- What to work on
The data below must be copied in full and without any change.

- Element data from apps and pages
= = = = =

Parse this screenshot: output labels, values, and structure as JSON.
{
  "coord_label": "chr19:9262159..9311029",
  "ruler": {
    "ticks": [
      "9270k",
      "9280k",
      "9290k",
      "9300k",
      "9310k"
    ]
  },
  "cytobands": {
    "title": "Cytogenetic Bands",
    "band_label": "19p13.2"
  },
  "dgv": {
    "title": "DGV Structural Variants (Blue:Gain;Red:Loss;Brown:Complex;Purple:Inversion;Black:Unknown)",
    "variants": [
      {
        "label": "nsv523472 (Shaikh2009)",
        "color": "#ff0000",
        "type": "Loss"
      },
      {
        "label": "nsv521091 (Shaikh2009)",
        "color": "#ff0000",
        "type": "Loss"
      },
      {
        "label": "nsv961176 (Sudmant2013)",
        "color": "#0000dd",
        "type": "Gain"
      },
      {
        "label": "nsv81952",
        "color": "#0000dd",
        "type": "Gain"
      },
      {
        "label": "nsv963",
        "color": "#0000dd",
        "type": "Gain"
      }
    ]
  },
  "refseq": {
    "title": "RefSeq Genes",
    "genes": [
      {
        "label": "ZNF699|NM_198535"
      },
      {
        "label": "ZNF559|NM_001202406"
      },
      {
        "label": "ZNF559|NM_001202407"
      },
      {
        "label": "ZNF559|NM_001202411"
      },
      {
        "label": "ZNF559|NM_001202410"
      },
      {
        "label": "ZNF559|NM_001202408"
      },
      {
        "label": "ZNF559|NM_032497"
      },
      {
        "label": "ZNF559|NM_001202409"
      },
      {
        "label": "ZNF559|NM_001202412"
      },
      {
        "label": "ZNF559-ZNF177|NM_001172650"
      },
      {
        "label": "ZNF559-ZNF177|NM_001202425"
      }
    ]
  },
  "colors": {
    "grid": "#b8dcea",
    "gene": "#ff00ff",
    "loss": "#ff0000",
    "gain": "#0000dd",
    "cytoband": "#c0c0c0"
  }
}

= = = = =

- Solution
Parse this screenshot: output labels, values, and structure as JSON.
{
  "coord_label": "chr19:9262159..9311029",
  "ruler": {
    "ticks": [
      "9270k",
      "9280k",
      "9290k",
      "9300k",
      "9310k"
    ]
  },
  "cytobands": {
    "title": "Cytogenetic Bands",
    "band_label": "19p13.2"
  },
  "dgv": {
    "title": "DGV Structural Variants (Blue:Gain;Red:Loss;Brown:Complex;Purple:Inversion;Black:Unknown)",
    "variants": [
      {
        "label": "nsv523472 (Shaikh2009)",
        "color": "#ff0000",
        "type": "Loss"
      },
      {
        "label": "nsv521091 (Shaikh2009)",
        "color": "#ff0000",
        "type": "Loss"
      },
      {
        "label": "nsv961176 (Sudmant2013)",
        "color": "#0000dd",
        "type": "Gain"
      },
      {
        "label": "nsv81952",
        "color": "#0000dd",
        "type": "Gain"
      },
      {
        "label": "nsv963",
        "color": "#0000dd",
        "type": "Gain"
      }
    ]
  },
  "refseq": {
    "title": "RefSeq Genes",
    "genes": [
      {
        "label": "ZNF699|NM_198535"
      },
      {
        "label": "ZNF559|NM_001202406"
      },
      {
        "label": "ZNF559|NM_001202407"
      },
      {
        "label": "ZNF559|NM_001202411"
      },
      {
        "label": "ZNF559|NM_001202410"
      },
      {
        "label": "ZNF559|NM_001202408"
      },
      {
        "label": "ZNF559|NM_032497"
      },
      {
        "label": "ZNF559|NM_001202409"
      },
      {
        "label": "ZNF559|NM_001202412"
      },
      {
        "label": "ZNF559-ZNF177|NM_001172650"
      },
      {
        "label": "ZNF559-ZNF177|NM_001202425"
      }
    ]
  },
  "colors": {
    "grid": "#b8dcea",
    "gene": "#ff00ff",
    "loss": "#ff0000",
    "gain": "#0000dd",
    "cytoband": "#c0c0c0"
  }
}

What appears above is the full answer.